- _What is being asked_
Which lines below contain the word "Poisson"? Copy each one.
[Opening Data under study section]
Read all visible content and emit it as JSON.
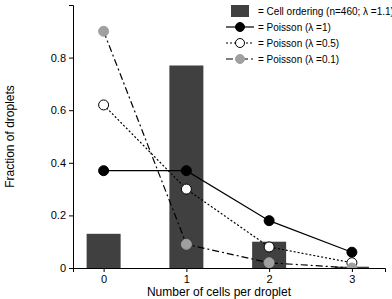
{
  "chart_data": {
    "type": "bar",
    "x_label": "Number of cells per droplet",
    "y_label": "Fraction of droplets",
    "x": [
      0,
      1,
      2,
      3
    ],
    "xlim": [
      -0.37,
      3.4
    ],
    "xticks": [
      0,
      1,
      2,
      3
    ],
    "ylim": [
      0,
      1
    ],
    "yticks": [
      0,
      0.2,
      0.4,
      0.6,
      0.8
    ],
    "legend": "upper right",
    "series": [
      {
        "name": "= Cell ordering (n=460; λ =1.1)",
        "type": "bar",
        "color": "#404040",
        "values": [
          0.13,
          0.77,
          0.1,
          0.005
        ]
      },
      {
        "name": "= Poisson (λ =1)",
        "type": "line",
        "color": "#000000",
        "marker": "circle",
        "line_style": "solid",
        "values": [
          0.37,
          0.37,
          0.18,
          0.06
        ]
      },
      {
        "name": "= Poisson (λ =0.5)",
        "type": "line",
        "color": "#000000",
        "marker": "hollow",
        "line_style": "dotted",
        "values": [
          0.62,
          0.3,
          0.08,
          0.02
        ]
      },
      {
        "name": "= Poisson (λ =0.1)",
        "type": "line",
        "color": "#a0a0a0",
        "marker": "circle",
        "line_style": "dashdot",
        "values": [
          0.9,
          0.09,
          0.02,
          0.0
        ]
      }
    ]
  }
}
[Closing Data under study section]
[Opening Data under study section]
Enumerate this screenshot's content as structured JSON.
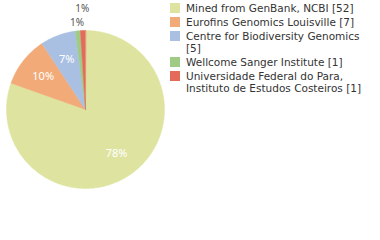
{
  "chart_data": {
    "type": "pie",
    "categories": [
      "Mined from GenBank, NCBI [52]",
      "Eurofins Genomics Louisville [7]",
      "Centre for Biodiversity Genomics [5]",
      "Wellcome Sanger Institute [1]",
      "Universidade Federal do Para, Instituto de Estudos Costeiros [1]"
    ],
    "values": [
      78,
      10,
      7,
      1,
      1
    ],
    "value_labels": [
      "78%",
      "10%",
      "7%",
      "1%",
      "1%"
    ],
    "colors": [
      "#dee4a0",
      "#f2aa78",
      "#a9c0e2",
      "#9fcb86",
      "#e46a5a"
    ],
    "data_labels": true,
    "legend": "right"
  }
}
[Closing Data under study section]
[Opening Data under study section]
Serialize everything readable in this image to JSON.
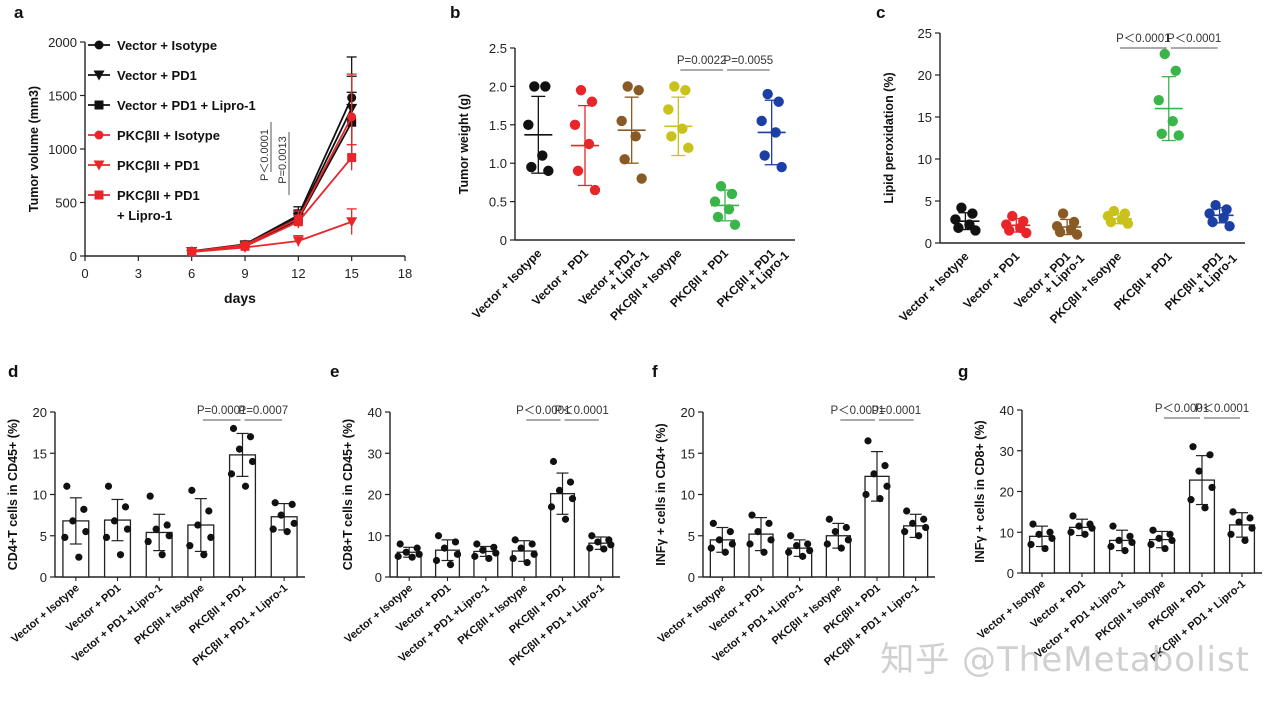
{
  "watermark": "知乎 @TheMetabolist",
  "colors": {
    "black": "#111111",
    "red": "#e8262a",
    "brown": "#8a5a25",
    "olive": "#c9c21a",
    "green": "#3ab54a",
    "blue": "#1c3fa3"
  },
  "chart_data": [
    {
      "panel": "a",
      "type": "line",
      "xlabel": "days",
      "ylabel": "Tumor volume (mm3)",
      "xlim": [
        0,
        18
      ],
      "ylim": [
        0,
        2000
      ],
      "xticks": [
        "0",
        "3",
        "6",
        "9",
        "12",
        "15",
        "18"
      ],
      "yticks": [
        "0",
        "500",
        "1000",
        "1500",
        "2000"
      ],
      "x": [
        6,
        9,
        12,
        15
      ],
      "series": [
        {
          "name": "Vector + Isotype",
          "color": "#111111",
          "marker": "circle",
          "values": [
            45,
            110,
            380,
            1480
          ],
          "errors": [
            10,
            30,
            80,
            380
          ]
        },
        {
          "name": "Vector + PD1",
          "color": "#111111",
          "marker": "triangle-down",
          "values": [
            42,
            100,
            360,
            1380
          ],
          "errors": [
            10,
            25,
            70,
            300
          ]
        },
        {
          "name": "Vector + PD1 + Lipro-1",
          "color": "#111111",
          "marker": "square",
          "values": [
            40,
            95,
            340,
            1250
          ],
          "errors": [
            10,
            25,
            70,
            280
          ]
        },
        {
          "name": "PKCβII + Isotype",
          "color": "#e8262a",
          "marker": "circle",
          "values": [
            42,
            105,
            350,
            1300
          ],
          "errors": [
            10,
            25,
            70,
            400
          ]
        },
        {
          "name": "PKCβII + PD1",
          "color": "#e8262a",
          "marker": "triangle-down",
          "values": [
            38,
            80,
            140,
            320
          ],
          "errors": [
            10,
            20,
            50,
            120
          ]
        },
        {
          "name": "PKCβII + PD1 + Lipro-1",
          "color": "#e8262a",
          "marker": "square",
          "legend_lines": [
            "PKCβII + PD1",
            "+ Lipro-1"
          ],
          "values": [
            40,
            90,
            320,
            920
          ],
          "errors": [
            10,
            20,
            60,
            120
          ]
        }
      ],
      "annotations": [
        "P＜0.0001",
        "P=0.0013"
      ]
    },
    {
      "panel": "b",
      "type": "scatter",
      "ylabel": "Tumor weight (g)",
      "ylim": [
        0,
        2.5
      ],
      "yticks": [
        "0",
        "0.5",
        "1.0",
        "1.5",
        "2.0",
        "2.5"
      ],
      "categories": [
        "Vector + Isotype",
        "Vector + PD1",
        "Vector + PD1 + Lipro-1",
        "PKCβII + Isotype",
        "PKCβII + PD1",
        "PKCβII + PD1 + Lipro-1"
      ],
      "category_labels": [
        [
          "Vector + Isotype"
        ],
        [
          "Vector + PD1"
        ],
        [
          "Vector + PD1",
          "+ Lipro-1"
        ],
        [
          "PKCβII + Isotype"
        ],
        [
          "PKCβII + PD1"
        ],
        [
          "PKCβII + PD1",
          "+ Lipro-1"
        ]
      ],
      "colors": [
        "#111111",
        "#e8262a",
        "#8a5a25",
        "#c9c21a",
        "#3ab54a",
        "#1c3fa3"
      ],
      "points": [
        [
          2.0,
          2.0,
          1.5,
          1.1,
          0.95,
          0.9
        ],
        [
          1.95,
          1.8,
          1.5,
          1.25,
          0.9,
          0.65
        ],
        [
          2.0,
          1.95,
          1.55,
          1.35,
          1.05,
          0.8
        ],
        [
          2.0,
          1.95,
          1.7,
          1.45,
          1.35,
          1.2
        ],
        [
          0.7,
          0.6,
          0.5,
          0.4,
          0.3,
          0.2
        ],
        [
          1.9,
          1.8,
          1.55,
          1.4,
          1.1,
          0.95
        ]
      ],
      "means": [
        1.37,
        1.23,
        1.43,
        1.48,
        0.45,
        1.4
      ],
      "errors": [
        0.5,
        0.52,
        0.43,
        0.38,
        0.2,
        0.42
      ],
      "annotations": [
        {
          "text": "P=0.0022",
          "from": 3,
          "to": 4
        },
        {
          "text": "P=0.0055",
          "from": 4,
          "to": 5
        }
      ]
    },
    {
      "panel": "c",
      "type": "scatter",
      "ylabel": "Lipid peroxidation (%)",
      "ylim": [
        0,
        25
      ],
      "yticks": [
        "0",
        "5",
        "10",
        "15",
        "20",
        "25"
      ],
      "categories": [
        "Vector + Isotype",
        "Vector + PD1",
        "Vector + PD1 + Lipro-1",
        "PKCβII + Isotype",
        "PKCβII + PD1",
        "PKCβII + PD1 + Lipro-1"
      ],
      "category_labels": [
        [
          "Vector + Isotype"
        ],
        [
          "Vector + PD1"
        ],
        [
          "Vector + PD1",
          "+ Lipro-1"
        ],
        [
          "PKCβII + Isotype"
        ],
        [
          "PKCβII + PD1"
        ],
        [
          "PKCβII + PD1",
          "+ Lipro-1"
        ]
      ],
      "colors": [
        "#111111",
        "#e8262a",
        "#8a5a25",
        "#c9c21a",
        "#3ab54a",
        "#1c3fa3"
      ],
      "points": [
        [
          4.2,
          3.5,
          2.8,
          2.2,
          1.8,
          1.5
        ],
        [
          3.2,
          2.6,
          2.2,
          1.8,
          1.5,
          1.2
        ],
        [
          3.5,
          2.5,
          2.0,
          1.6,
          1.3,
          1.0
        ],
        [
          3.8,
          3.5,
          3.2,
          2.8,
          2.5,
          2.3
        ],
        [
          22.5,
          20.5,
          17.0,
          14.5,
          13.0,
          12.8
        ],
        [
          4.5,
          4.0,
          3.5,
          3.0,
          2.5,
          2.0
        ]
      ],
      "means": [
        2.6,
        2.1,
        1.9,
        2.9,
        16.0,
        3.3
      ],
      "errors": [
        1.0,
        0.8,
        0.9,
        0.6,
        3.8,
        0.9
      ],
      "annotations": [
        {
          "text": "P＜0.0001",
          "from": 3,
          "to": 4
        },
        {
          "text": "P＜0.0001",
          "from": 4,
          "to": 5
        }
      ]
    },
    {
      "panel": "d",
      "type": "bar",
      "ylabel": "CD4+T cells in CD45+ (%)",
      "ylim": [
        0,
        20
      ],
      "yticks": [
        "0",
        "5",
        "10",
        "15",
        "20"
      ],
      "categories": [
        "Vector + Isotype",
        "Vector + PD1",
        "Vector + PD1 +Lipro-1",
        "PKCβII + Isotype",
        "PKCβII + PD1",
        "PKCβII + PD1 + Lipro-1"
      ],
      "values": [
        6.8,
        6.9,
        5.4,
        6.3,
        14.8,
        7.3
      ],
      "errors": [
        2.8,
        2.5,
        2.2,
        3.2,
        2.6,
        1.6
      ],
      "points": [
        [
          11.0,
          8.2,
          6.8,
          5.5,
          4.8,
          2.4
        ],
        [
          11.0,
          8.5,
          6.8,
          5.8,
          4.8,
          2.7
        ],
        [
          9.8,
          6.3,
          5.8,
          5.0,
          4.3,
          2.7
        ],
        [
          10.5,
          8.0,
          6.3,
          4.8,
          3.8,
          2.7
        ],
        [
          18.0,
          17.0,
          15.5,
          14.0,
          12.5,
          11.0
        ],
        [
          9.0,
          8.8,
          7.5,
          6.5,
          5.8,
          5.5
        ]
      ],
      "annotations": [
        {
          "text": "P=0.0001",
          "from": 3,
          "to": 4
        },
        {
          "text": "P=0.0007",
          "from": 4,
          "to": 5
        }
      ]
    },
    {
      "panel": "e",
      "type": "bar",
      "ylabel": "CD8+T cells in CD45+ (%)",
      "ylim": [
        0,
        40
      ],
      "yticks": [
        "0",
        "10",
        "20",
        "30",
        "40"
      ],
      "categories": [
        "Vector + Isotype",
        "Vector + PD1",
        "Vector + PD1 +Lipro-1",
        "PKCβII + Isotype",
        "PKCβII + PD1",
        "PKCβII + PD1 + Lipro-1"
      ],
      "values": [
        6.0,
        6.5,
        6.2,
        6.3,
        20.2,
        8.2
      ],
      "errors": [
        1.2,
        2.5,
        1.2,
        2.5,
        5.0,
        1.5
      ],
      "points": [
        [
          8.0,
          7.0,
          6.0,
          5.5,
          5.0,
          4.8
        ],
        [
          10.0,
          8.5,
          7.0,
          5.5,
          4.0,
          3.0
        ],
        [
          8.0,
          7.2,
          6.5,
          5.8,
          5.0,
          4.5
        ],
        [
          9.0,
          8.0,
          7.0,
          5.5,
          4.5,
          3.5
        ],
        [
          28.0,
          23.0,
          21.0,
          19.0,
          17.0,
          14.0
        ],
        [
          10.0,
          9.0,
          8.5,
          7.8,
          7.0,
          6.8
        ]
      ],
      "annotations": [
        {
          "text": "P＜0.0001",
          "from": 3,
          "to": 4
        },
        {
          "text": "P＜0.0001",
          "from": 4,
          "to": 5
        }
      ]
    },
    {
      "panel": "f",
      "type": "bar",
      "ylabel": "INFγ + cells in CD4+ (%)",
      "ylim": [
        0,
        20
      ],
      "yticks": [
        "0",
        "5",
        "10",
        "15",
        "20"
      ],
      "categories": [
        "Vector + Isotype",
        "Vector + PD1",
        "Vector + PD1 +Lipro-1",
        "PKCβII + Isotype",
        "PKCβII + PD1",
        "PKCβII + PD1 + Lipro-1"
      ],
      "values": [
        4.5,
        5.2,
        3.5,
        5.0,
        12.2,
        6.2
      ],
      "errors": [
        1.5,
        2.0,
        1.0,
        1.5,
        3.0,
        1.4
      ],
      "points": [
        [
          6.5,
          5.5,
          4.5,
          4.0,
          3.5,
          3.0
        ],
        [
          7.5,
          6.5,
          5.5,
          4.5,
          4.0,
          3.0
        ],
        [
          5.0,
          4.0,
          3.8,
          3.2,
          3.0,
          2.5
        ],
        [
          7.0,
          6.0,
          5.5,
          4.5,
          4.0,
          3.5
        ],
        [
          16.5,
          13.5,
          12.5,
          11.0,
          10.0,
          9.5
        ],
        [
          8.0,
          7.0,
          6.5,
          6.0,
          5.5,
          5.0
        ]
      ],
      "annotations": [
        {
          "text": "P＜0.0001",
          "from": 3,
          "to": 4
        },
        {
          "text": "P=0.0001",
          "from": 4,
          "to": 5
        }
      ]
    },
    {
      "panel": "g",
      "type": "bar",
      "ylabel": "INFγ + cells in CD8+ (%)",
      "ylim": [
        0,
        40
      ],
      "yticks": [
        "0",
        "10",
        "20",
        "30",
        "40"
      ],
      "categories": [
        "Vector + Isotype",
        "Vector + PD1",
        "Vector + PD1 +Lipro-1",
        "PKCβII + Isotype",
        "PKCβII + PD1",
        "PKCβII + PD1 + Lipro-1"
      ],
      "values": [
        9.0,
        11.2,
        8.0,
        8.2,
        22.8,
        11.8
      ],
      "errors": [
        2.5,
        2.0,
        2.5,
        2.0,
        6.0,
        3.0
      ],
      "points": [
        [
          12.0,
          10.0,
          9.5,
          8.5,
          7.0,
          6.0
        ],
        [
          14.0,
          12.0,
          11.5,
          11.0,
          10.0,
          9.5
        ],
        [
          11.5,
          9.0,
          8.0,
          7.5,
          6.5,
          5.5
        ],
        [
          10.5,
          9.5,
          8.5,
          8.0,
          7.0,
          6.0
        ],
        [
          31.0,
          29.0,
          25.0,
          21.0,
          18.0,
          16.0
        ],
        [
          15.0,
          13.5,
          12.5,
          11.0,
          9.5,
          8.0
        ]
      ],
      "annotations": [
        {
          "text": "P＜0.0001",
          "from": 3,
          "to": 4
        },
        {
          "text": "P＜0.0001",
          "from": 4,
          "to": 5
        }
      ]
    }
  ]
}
[Closing Data under study section]
- _Reply_
        "name": "= Poisson (λ =1)",
        "name": "= Poisson (λ =0.5)",
        "name": "= Poisson (λ =0.1)",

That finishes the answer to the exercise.